>>>

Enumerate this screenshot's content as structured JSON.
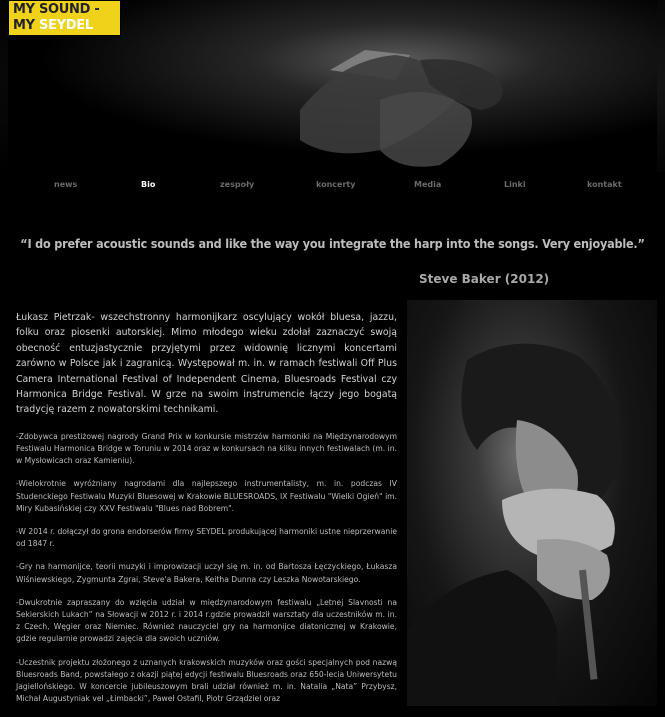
{
  "logo": {
    "line1": "MY SOUND -",
    "line2_a": "MY ",
    "line2_b": "SEYDEL"
  },
  "nav": [
    {
      "label": "news"
    },
    {
      "label": "Bio"
    },
    {
      "label": "zespoły"
    },
    {
      "label": "koncerty"
    },
    {
      "label": "Media"
    },
    {
      "label": "Linki"
    },
    {
      "label": "kontakt"
    }
  ],
  "quote": {
    "text": "“I do prefer acoustic sounds and like the way you integrate the harp into the songs. Very enjoyable.”",
    "author": "Steve Baker (2012)"
  },
  "bio": {
    "intro": "Łukasz Pietrzak- wszechstronny harmonijkarz oscylujący wokół bluesa, jazzu, folku oraz piosenki autorskiej. Mimo młodego wieku zdołał zaznaczyć swoją obecność entuzjastycznie przyjętymi przez widownię licznymi koncertami zarówno w Polsce jak i zagranicą. Występował m. in. w ramach festiwali Off Plus Camera International Festival of Independent Cinema, Bluesroads Festival czy Harmonica Bridge Festival. W grze na swoim instrumencie łączy jego bogatą tradycję razem z nowatorskimi technikami.",
    "items": [
      "-Zdobywca prestiżowej nagrody Grand Prix w konkursie mistrzów harmoniki na Międzynarodowym Festiwalu Harmonica Bridge w Toruniu w 2014 oraz w konkursach na kilku innych festiwalach (m. in. w Mysłowicach oraz Kamieniu).",
      "-Wielokrotnie wyróżniany nagrodami dla najlepszego instrumentalisty, m. in. podczas IV Studenckiego Festiwalu Muzyki Bluesowej w Krakowie BLUESROADS, IX Festiwalu \"Wielki Ogień\" im. Miry Kubasińskiej czy XXV Festiwalu \"Blues nad Bobrem\".",
      "-W 2014 r. dołączył do grona endorserów firmy SEYDEL produkującej harmoniki ustne nieprzerwanie od 1847 r.",
      "-Gry na harmonijce, teorii muzyki i improwizacji uczył się m. in. od Bartosza Łęczyckiego, Łukasza Wiśniewskiego, Zygmunta Zgrai, Steve'a Bakera, Keitha Dunna czy Leszka Nowotarskiego.",
      "-Dwukrotnie zapraszany do wzięcia udział w międzynarodowym festiwalu „Letnej Slavnosti na Sekierskich Lukach” na Słowacji w 2012 r. i 2014 r.gdzie prowadził warsztaty dla uczestników m. in. z Czech, Węgier oraz Niemiec. Również nauczyciel gry na harmonijce diatonicznej w Krakowie, gdzie regularnie prowadzi zajęcia dla swoich uczniów.",
      "-Uczestnik projektu złożonego z uznanych krakowskich muzyków oraz gości specjalnych pod nazwą Bluesroads Band, powstałego z okazji piątej edycji festiwalu Bluesroads oraz 650-lecia Uniwersytetu Jagiellońskiego. W koncercie jubileuszowym brali udział również m. in. Natalia „Nata” Przybysz, Michał Augustyniak vel „Łimbacki”, Paweł Ostafil, Piotr Grządziel oraz"
    ]
  },
  "colors": {
    "logo_bg": "#f0d21a",
    "nav_active": "#ffffff",
    "nav_inactive": "#6a6a6a",
    "page_bg": "#000000"
  }
}
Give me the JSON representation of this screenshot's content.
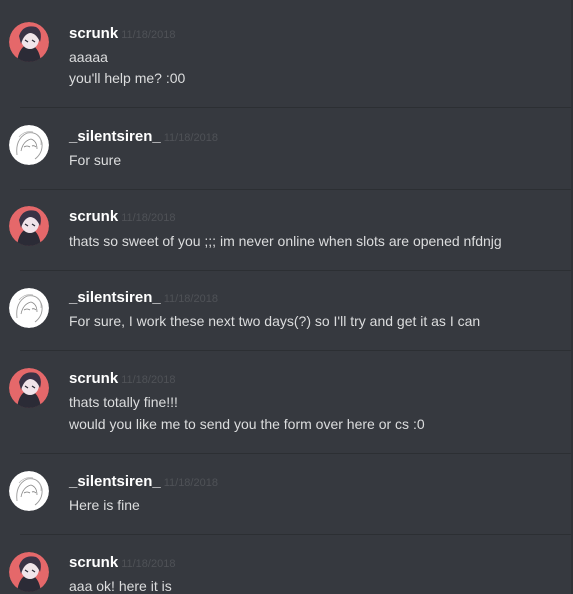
{
  "messages": [
    {
      "author": "scrunk",
      "avatar": "scrunk-avatar-icon",
      "timestamp": "11/18/2018",
      "lines": [
        "aaaaa",
        "you'll help me? :00"
      ]
    },
    {
      "author": "_silentsiren_",
      "avatar": "silentsiren-avatar-icon",
      "timestamp": "11/18/2018",
      "lines": [
        "For sure"
      ]
    },
    {
      "author": "scrunk",
      "avatar": "scrunk-avatar-icon",
      "timestamp": "11/18/2018",
      "lines": [
        "thats so sweet of you ;;; im never online when slots are opened nfdnjg"
      ]
    },
    {
      "author": "_silentsiren_",
      "avatar": "silentsiren-avatar-icon",
      "timestamp": "11/18/2018",
      "lines": [
        "For sure, I work these next two days(?) so I'll try and get it as I can"
      ]
    },
    {
      "author": "scrunk",
      "avatar": "scrunk-avatar-icon",
      "timestamp": "11/18/2018",
      "lines": [
        "thats totally fine!!!",
        "would you like me to send you the form over here or cs :0"
      ]
    },
    {
      "author": "_silentsiren_",
      "avatar": "silentsiren-avatar-icon",
      "timestamp": "11/18/2018",
      "lines": [
        "Here is fine"
      ]
    },
    {
      "author": "scrunk",
      "avatar": "scrunk-avatar-icon",
      "timestamp": "11/18/2018",
      "lines": [
        "aaa ok! here it is"
      ]
    }
  ],
  "colors": {
    "background": "#36393f",
    "username": "#ffffff",
    "timestamp": "#4f5257",
    "message_text": "#dcddde",
    "divider": "#2c2f33"
  }
}
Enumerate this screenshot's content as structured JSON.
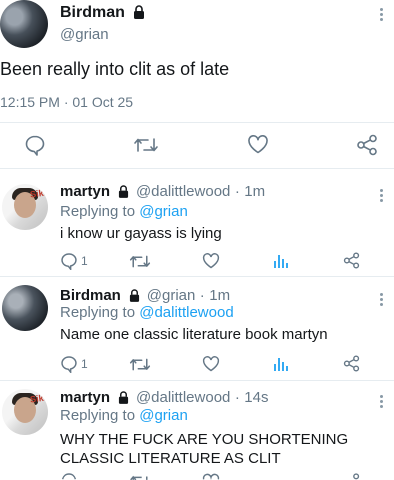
{
  "main_tweet": {
    "author_name": "Birdman",
    "author_handle": "@grian",
    "text": "Been really into clit as of late",
    "timestamp": "12:15 PM · 01 Oct 25"
  },
  "replies": [
    {
      "author_name": "martyn",
      "author_handle": "@dalittlewood",
      "time": "1m",
      "replying_to_label": "Replying to",
      "replying_to": "@grian",
      "text": "i know ur gayass is lying",
      "reply_count": "1",
      "avatar_label": "Sikuk"
    },
    {
      "author_name": "Birdman",
      "author_handle": "@grian",
      "time": "1m",
      "replying_to_label": "Replying to",
      "replying_to": "@dalittlewood",
      "text": "Name one classic literature book martyn",
      "reply_count": "1"
    },
    {
      "author_name": "martyn",
      "author_handle": "@dalittlewood",
      "time": "14s",
      "replying_to_label": "Replying to",
      "replying_to": "@grian",
      "text": "WHY THE FUCK ARE YOU SHORTENING CLASSIC LITERATURE AS CLIT",
      "avatar_label": "Sikuk"
    }
  ],
  "icons": [
    "lock-icon",
    "more-icon",
    "reply-icon",
    "retweet-icon",
    "like-icon",
    "share-icon",
    "analytics-icon"
  ],
  "colors": {
    "link": "#1da1f2",
    "secondary": "#657786",
    "divider": "#e6ecf0",
    "icon": "#8899a6"
  }
}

<<<

Task goal:
Find every line in the records that contains the word "like"; copy those lines.

Exercise result:
    "text": "“I do prefer acoustic sounds and like the way you integrate the harp into the songs. Very enjoyable.”",
        "would you like me to send you the form over here or cs :0"
    "like-icon",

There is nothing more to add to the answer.